Written exercise:
Copy every line of the entries that includes the word "metric".

Data provided:
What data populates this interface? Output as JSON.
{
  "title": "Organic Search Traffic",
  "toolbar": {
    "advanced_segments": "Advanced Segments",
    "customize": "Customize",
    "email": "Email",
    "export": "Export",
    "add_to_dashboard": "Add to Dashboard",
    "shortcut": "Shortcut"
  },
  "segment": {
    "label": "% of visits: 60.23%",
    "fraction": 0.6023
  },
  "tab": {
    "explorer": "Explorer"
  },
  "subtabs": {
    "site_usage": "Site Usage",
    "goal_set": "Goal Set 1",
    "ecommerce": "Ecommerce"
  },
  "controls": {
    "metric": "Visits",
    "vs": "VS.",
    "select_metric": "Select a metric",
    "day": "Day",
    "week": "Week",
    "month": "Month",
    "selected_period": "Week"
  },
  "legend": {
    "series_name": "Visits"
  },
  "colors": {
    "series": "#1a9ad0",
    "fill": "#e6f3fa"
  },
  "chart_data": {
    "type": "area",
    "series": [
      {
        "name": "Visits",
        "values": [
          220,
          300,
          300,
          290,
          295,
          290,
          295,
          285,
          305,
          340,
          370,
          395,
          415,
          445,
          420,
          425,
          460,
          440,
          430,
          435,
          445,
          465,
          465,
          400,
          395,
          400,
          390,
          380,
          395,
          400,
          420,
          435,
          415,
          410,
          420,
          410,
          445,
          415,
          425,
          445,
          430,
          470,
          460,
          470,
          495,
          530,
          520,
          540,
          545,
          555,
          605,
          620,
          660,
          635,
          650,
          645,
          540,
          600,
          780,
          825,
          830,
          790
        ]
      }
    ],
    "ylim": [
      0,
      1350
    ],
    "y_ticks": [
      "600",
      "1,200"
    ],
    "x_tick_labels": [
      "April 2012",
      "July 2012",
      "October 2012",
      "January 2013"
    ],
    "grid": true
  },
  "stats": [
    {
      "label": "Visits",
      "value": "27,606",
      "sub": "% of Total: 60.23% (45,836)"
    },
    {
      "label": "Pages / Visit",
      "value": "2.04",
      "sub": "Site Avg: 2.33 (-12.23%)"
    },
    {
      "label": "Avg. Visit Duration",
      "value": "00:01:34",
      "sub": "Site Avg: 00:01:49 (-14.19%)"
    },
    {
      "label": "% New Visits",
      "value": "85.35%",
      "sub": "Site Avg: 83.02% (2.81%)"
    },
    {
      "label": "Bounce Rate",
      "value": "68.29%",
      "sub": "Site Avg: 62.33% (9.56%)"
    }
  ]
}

Output for this exercise:
    "metric": "Visits",
    "select_metric": "Select a metric",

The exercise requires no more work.